## Supplied records
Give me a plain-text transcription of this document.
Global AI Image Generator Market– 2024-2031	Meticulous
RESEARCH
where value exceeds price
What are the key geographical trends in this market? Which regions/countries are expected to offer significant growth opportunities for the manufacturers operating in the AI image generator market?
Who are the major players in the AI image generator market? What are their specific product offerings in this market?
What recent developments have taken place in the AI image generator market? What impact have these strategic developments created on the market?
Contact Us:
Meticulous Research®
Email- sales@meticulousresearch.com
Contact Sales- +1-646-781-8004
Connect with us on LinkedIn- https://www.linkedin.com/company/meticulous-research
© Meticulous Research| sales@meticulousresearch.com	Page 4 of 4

## Required task
Quote the data in full, keeping each word unchanged.

## Output of the task
Give me a plain-text transcription of this document.
Global AI Image Generator Market– 2024-2031	Meticulous
RESEARCH
where value exceeds price
What are the key geographical trends in this market? Which regions/countries are expected to offer significant growth opportunities for the manufacturers operating in the AI image generator market?
Who are the major players in the AI image generator market? What are their specific product offerings in this market?
What recent developments have taken place in the AI image generator market? What impact have these strategic developments created on the market?
Contact Us:
Meticulous Research®
Email- sales@meticulousresearch.com
Contact Sales- +1-646-781-8004
Connect with us on LinkedIn- https://www.linkedin.com/company/meticulous-research
© Meticulous Research| sales@meticulousresearch.com	Page 4 of 4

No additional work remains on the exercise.